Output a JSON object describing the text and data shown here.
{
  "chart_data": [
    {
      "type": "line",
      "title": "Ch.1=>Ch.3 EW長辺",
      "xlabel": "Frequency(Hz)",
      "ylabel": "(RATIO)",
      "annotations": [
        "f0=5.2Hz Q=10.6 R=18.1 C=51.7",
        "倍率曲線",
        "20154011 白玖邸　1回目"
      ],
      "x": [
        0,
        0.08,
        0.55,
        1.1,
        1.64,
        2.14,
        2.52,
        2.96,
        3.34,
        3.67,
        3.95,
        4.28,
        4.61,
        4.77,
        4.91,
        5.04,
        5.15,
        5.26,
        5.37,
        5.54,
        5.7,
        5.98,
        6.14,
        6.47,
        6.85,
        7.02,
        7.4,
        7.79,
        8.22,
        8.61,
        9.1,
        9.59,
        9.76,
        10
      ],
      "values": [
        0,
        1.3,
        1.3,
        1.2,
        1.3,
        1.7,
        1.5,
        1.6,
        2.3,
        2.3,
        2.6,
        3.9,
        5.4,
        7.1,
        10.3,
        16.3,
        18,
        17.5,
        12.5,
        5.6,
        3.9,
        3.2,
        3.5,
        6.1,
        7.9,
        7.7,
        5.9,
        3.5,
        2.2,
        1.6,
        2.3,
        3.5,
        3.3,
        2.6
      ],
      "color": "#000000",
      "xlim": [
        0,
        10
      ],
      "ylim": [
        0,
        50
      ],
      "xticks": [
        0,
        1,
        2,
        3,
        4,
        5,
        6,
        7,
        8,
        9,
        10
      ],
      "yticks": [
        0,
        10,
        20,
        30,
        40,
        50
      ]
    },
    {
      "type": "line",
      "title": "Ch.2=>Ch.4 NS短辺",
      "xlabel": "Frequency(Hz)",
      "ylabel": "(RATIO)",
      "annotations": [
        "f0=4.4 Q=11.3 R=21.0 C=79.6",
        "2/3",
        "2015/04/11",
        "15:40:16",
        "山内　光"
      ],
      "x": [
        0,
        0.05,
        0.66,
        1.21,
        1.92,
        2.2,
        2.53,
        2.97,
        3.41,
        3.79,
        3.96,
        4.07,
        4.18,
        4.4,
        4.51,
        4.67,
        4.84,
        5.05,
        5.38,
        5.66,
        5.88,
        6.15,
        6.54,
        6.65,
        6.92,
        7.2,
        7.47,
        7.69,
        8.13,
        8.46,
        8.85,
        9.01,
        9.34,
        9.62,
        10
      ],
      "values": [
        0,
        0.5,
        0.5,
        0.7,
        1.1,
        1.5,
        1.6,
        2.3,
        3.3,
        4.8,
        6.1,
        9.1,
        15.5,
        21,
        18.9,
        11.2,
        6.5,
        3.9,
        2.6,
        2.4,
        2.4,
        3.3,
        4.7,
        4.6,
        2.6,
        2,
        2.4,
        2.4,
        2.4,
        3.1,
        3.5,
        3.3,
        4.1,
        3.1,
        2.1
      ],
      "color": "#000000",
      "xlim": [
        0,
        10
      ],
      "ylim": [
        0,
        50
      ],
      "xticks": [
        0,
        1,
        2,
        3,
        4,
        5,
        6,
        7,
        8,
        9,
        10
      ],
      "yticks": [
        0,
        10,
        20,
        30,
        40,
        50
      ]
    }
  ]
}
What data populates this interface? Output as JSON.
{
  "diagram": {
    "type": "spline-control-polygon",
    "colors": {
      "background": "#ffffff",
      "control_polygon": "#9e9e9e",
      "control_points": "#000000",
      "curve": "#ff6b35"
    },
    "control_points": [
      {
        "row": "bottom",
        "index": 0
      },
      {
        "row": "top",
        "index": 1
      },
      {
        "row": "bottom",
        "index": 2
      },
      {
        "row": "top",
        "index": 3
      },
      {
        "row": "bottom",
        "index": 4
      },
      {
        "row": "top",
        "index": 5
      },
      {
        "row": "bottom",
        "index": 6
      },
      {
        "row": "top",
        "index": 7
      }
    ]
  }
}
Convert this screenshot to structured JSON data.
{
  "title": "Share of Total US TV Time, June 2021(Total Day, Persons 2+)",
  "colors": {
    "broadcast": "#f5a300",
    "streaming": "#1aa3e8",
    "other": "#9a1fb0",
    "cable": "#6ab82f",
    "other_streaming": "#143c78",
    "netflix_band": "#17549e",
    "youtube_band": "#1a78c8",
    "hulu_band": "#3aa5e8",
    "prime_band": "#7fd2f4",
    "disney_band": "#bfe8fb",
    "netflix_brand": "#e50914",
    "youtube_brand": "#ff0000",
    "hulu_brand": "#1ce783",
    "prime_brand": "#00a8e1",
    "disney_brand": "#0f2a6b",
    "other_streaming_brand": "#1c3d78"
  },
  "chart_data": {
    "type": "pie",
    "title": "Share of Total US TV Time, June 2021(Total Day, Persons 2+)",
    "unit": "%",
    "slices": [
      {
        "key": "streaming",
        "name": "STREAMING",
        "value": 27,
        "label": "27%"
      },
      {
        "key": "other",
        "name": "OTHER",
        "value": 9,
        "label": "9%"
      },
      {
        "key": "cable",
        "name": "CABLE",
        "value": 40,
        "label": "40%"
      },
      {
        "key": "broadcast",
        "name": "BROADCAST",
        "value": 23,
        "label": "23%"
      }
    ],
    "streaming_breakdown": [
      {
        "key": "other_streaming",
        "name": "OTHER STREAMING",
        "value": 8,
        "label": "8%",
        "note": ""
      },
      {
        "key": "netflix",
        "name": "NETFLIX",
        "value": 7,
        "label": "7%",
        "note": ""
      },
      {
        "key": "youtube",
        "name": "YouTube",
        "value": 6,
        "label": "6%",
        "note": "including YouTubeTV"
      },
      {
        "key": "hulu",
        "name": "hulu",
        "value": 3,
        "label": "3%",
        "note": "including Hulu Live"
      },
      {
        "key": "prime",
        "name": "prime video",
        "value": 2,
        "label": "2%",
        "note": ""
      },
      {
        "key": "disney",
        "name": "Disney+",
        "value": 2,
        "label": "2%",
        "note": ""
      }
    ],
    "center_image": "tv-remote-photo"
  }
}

_OBJECTIVE_. Where a line holds "this", copy that line.

_FINISHED TASK_.
What data populates this interface? Output as JSON.
Convert this screenshot to structured JSON data.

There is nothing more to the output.